* WHAT THIS TASK INVOLVES *
Scan the data. Collect each line that contains the word "intérêt".

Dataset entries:

---

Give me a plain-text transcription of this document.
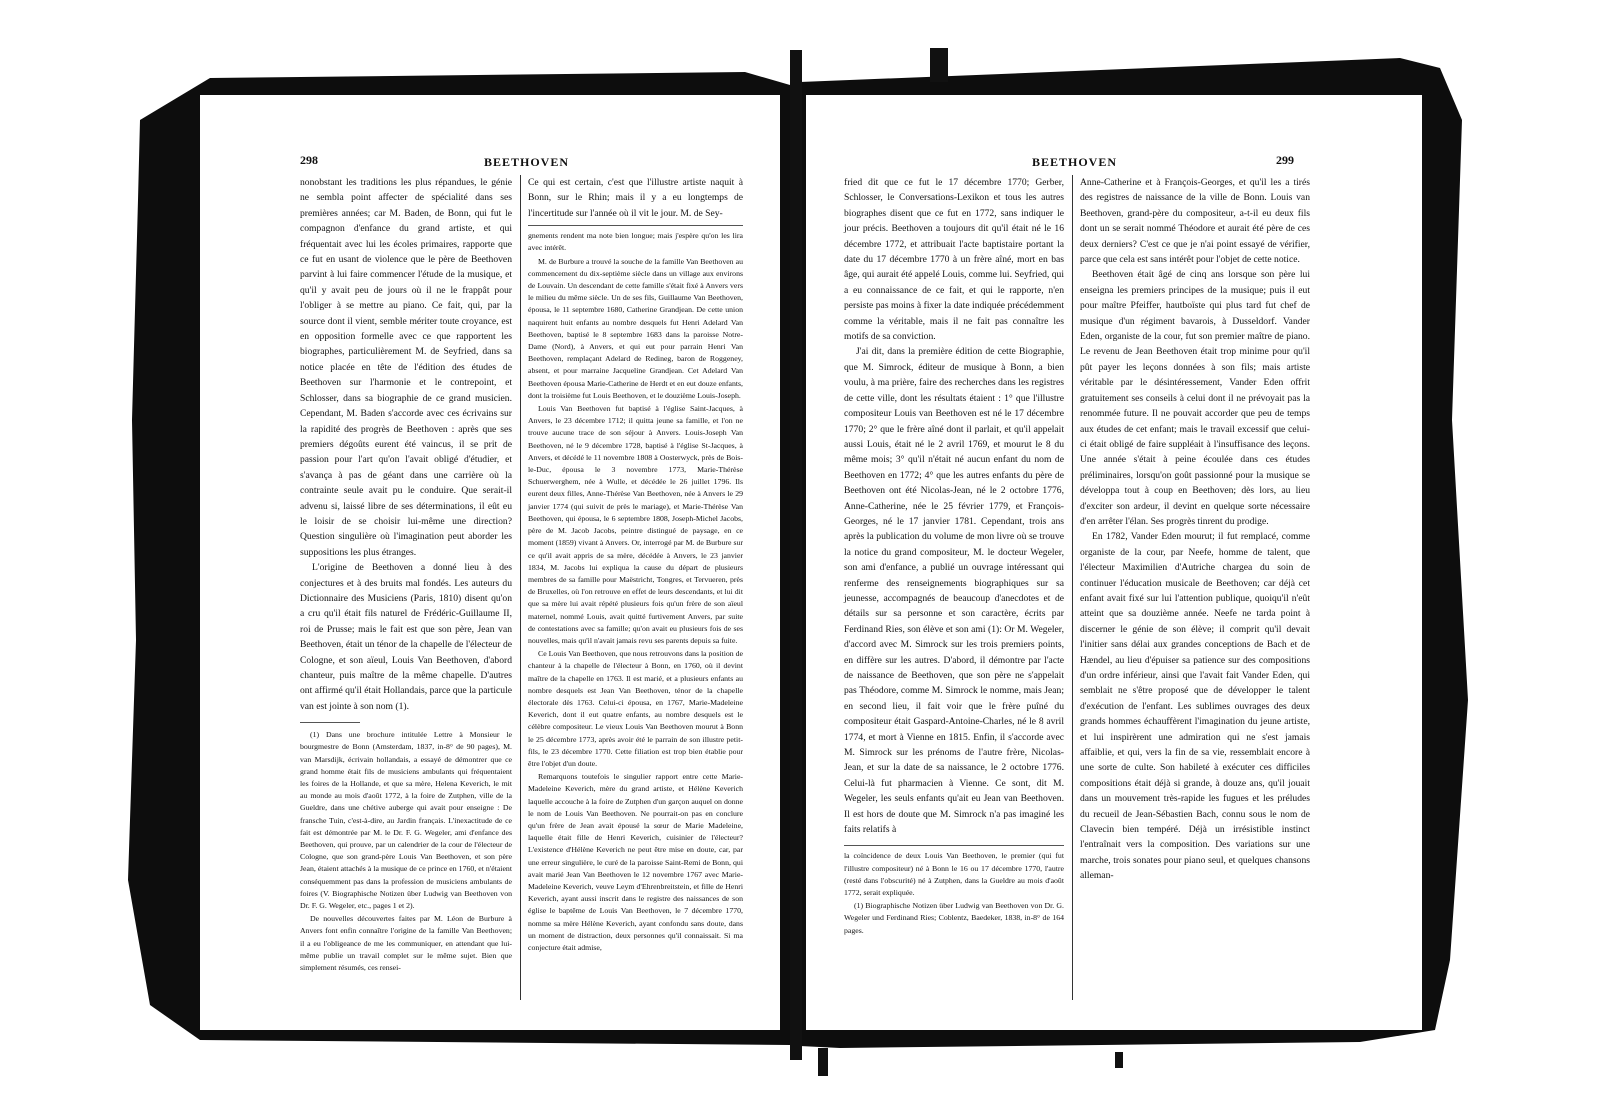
298	BEETHOVEN

nonobstant les traditions les plus répandues, le génie ne sembla point affecter de spécialité dans ses premières années; car M. Baden, de Bonn, qui fut le compagnon d'enfance du grand artiste, et qui fréquentait avec lui les écoles primaires, rapporte que ce fut en usant de violence que le père de Beethoven parvint à lui faire commencer l'étude de la musique, et qu'il y avait peu de jours où il ne le frappât pour l'obliger à se mettre au piano. Ce fait, qui, par la source dont il vient, semble mériter toute croyance, est en opposition formelle avec ce que rapportent les biographes, particulièrement M. de Seyfried, dans sa notice placée en tête de l'édition des études de Beethoven sur l'harmonie et le contrepoint, et Schlosser, dans sa biographie de ce grand musicien. Cependant, M. Baden s'accorde avec ces écrivains sur la rapidité des progrès de Beethoven : après que ses premiers dégoûts eurent été vaincus, il se prit de passion pour l'art qu'on l'avait obligé d'étudier, et s'avança à pas de géant dans une carrière où la contrainte seule avait pu le conduire. Que serait-il advenu si, laissé libre de ses déterminations, il eût eu le loisir de se choisir lui-même une direction? Question singulière où l'imagination peut aborder les suppositions les plus étranges.

L'origine de Beethoven a donné lieu à des conjectures et à des bruits mal fondés. Les auteurs du Dictionnaire des Musiciens (Paris, 1810) disent qu'on a cru qu'il était fils naturel de Frédéric-Guillaume II, roi de Prusse; mais le fait est que son père, Jean van Beethoven, était un ténor de la chapelle de l'électeur de Cologne, et son aïeul, Louis Van Beethoven, d'abord chanteur, puis maître de la même chapelle. D'autres ont affirmé qu'il était Hollandais, parce que la particule van est jointe à son nom (1).

(1) Dans une brochure intitulée Lettre à Monsieur le bourgmestre de Bonn (Amsterdam, 1837, in-8° de 90 pages), M. van Marsdijk, écrivain hollandais, a essayé de démontrer que ce grand homme était fils de musiciens ambulants qui fréquentaient les foires de la Hollande, et que sa mère, Helena Keverich, le mit au monde au mois d'août 1772, à la foire de Zutphen, ville de la Gueldre, dans une chétive auberge qui avait pour enseigne : De fransche Tuin, c'est-à-dire, au Jardin français. L'inexactitude de ce fait est démontrée par M. le Dr. F. G. Wegeler, ami d'enfance des Beethoven, qui prouve, par un calendrier de la cour de l'électeur de Cologne, que son grand-père Louis Van Beethoven, et son père Jean, étaient attachés à la musique de ce prince en 1760, et n'étaient conséquemment pas dans la profession de musiciens ambulants de foires (V. Biographische Notizen über Ludwig van Beethoven von Dr. F. G. Wegeler, etc., pages 1 et 2).

De nouvelles découvertes faites par M. Léon de Burbure à Anvers font enfin connaître l'origine de la famille Van Beethoven; il a eu l'obligeance de me les communiquer, en attendant que lui-même publie un travail complet sur le même sujet. Bien que simplement résumés, ces rensei-

Ce qui est certain, c'est que l'illustre artiste naquit à Bonn, sur le Rhin; mais il y a eu longtemps de l'incertitude sur l'année où il vit le jour. M. de Sey-

gnements rendent ma note bien longue; mais j'espère qu'on les lira avec intérêt.

M. de Burbure a trouvé la souche de la famille Van Beethoven au commencement du dix-septième siècle dans un village aux environs de Louvain. Un descendant de cette famille s'était fixé à Anvers vers le milieu du même siècle. Un de ses fils, Guillaume Van Beethoven, épousa, le 11 septembre 1680, Catherine Grandjean. De cette union naquirent huit enfants au nombre desquels fut Henri Adelard Van Beethoven, baptisé le 8 septembre 1683 dans la paroisse Notre-Dame (Nord), à Anvers, et qui eut pour parrain Henri Van Beethoven, remplaçant Adelard de Redineg, baron de Roggeney, absent, et pour marraine Jacqueline Grandjean. Cet Adelard Van Beethoven épousa Marie-Catherine de Herdt et en eut douze enfants, dont la troisième fut Louis Beethoven, et le douzième Louis-Joseph.

Louis Van Beethoven fut baptisé à l'église Saint-Jacques, à Anvers, le 23 décembre 1712; il quitta jeune sa famille, et l'on ne trouve aucune trace de son séjour à Anvers. Louis-Joseph Van Beethoven, né le 9 décembre 1728, baptisé à l'église St-Jacques, à Anvers, et décédé le 11 novembre 1808 à Oosterwyck, près de Bois-le-Duc, épousa le 3 novembre 1773, Marie-Thérèse Schuerwerghem, née à Wulle, et décédée le 26 juillet 1796. Ils eurent deux filles, Anne-Thérèse Van Beethoven, née à Anvers le 29 janvier 1774 (qui suivit de près le mariage), et Marie-Thérèse Van Beethoven, qui épousa, le 6 septembre 1808, Joseph-Michel Jacobs, père de M. Jacob Jacobs, peintre distingué de paysage, en ce moment (1859) vivant à Anvers. Or, interrogé par M. de Burbure sur ce qu'il avait appris de sa mère, décédée à Anvers, le 23 janvier 1834, M. Jacobs lui expliqua la cause du départ de plusieurs membres de sa famille pour Maëstricht, Tongres, et Tervueren, près de Bruxelles, où l'on retrouve en effet de leurs descendants, et lui dit que sa mère lui avait répété plusieurs fois qu'un frère de son aïeul maternel, nommé Louis, avait quitté furtivement Anvers, par suite de contestations avec sa famille; qu'on avait eu plusieurs fois de ses nouvelles, mais qu'il n'avait jamais revu ses parents depuis sa fuite.

Ce Louis Van Beethoven, que nous retrouvons dans la position de chanteur à la chapelle de l'électeur à Bonn, en 1760, où il devint maître de la chapelle en 1763. Il est marié, et a plusieurs enfants au nombre desquels est Jean Van Beethoven, ténor de la chapelle électorale dès 1763. Celui-ci épousa, en 1767, Marie-Madeleine Keverich, dont il eut quatre enfants, au nombre desquels est le célèbre compositeur. Le vieux Louis Van Beethoven mourut à Bonn le 25 décembre 1773, après avoir été le parrain de son illustre petit-fils, le 23 décembre 1770. Cette filiation est trop bien établie pour être l'objet d'un doute.

Remarquons toutefois le singulier rapport entre cette Marie-Madeleine Keverich, mère du grand artiste, et Hélène Keverich laquelle accouche à la foire de Zutphen d'un garçon auquel on donne le nom de Louis Van Beethoven. Ne pourrait-on pas en conclure qu'un frère de Jean avait épousé la sœur de Marie Madeleine, laquelle était fille de Henri Keverich, cuisinier de l'électeur? L'existence d'Hélène Keverich ne peut être mise en doute, car, par une erreur singulière, le curé de la paroisse Saint-Remi de Bonn, qui avait marié Jean Van Beethoven le 12 novembre 1767 avec Marie-Madeleine Keverich, veuve Leym d'Ehrenbreitstein, et fille de Henri Keverich, ayant aussi inscrit dans le registre des naissances de son église le baptême de Louis Van Beethoven, le 7 décembre 1770, nomme sa mère Hélène Keverich, ayant confondu sans doute, dans un moment de distraction, deux personnes qu'il connaissait. Si ma conjecture était admise,

BEETHOVEN	299

fried dit que ce fut le 17 décembre 1770; Gerber, Schlosser, le Conversations-Lexikon et tous les autres biographes disent que ce fut en 1772, sans indiquer le jour précis. Beethoven a toujours dit qu'il était né le 16 décembre 1772, et attribuait l'acte baptistaire portant la date du 17 décembre 1770 à un frère aîné, mort en bas âge, qui aurait été appelé Louis, comme lui. Seyfried, qui a eu connaissance de ce fait, et qui le rapporte, n'en persiste pas moins à fixer la date indiquée précédemment comme la véritable, mais il ne fait pas connaître les motifs de sa conviction.

J'ai dit, dans la première édition de cette Biographie, que M. Simrock, éditeur de musique à Bonn, a bien voulu, à ma prière, faire des recherches dans les registres de cette ville, dont les résultats étaient : 1° que l'illustre compositeur Louis van Beethoven est né le 17 décembre 1770; 2° que le frère aîné dont il parlait, et qu'il appelait aussi Louis, était né le 2 avril 1769, et mourut le 8 du même mois; 3° qu'il n'était né aucun enfant du nom de Beethoven en 1772; 4° que les autres enfants du père de Beethoven ont été Nicolas-Jean, né le 2 octobre 1776, Anne-Catherine, née le 25 février 1779, et François-Georges, né le 17 janvier 1781. Cependant, trois ans après la publication du volume de mon livre où se trouve la notice du grand compositeur, M. le docteur Wegeler, son ami d'enfance, a publié un ouvrage intéressant qui renferme des renseignements biographiques sur sa jeunesse, accompagnés de beaucoup d'anecdotes et de détails sur sa personne et son caractère, écrits par Ferdinand Ries, son élève et son ami (1): Or M. Wegeler, d'accord avec M. Simrock sur les trois premiers points, en diffère sur les autres. D'abord, il démontre par l'acte de naissance de Beethoven, que son père ne s'appelait pas Théodore, comme M. Simrock le nomme, mais Jean; en second lieu, il fait voir que le frère puîné du compositeur était Gaspard-Antoine-Charles, né le 8 avril 1774, et mort à Vienne en 1815. Enfin, il s'accorde avec M. Simrock sur les prénoms de l'autre frère, Nicolas-Jean, et sur la date de sa naissance, le 2 octobre 1776. Celui-là fut pharmacien à Vienne. Ce sont, dit M. Wegeler, les seuls enfants qu'ait eu Jean van Beethoven. Il est hors de doute que M. Simrock n'a pas imaginé les faits relatifs à

la coïncidence de deux Louis Van Beethoven, le premier (qui fut l'illustre compositeur) né à Bonn le 16 ou 17 décembre 1770, l'autre (resté dans l'obscurité) né à Zutphen, dans la Gueldre au mois d'août 1772, serait expliquée.

(1) Biographische Notizen über Ludwig van Beethoven von Dr. G. Wegeler und Ferdinand Ries; Coblentz, Baedeker, 1838, in-8° de 164 pages.

Anne-Catherine et à François-Georges, et qu'il les a tirés des registres de naissance de la ville de Bonn. Louis van Beethoven, grand-père du compositeur, a-t-il eu deux fils dont un se serait nommé Théodore et aurait été père de ces deux derniers? C'est ce que je n'ai point essayé de vérifier, parce que cela est sans intérêt pour l'objet de cette notice.

Beethoven était âgé de cinq ans lorsque son père lui enseigna les premiers principes de la musique; puis il eut pour maître Pfeiffer, hautboïste qui plus tard fut chef de musique d'un régiment bavarois, à Dusseldorf. Vander Eden, organiste de la cour, fut son premier maître de piano. Le revenu de Jean Beethoven était trop minime pour qu'il pût payer les leçons données à son fils; mais artiste véritable par le désintéressement, Vander Eden offrit gratuitement ses conseils à celui dont il ne prévoyait pas la renommée future. Il ne pouvait accorder que peu de temps aux études de cet enfant; mais le travail excessif que celui-ci était obligé de faire suppléait à l'insuffisance des leçons. Une année s'était à peine écoulée dans ces études préliminaires, lorsqu'on goût passionné pour la musique se développa tout à coup en Beethoven; dès lors, au lieu d'exciter son ardeur, il devint en quelque sorte nécessaire d'en arrêter l'élan. Ses progrès tinrent du prodige.

En 1782, Vander Eden mourut; il fut remplacé, comme organiste de la cour, par Neefe, homme de talent, que l'électeur Maximilien d'Autriche chargea du soin de continuer l'éducation musicale de Beethoven; car déjà cet enfant avait fixé sur lui l'attention publique, quoiqu'il n'eût atteint que sa douzième année. Neefe ne tarda point à discerner le génie de son élève; il comprit qu'il devait l'initier sans délai aux grandes conceptions de Bach et de Hændel, au lieu d'épuiser sa patience sur des compositions d'un ordre inférieur, ainsi que l'avait fait Vander Eden, qui semblait ne s'être proposé que de développer le talent d'exécution de l'enfant. Les sublimes ouvrages des deux grands hommes échauffèrent l'imagination du jeune artiste, et lui inspirèrent une admiration qui ne s'est jamais affaiblie, et qui, vers la fin de sa vie, ressemblait encore à une sorte de culte. Son habileté à exécuter ces difficiles compositions était déjà si grande, à douze ans, qu'il jouait dans un mouvement très-rapide les fugues et les préludes du recueil de Jean-Sébastien Bach, connu sous le nom de Clavecin bien tempéré. Déjà un irrésistible instinct l'entraînait vers la composition. Des variations sur une marche, trois sonates pour piano seul, et quelques chansons alleman-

---

* SOLUTION TO THIS PROBLEM *
gnements rendent ma note bien longue; mais j'espère qu'on les lira avec intérêt.
Anne-Catherine et à François-Georges, et qu'il les a tirés des registres de naissance de la ville de Bonn. Louis van Beethoven, grand-père du compositeur, a-t-il eu deux fils dont un se serait nommé Théodore et aurait été père de ces deux derniers? C'est ce que je n'ai point essayé de vérifier, parce que cela est sans intérêt pour l'objet de cette notice.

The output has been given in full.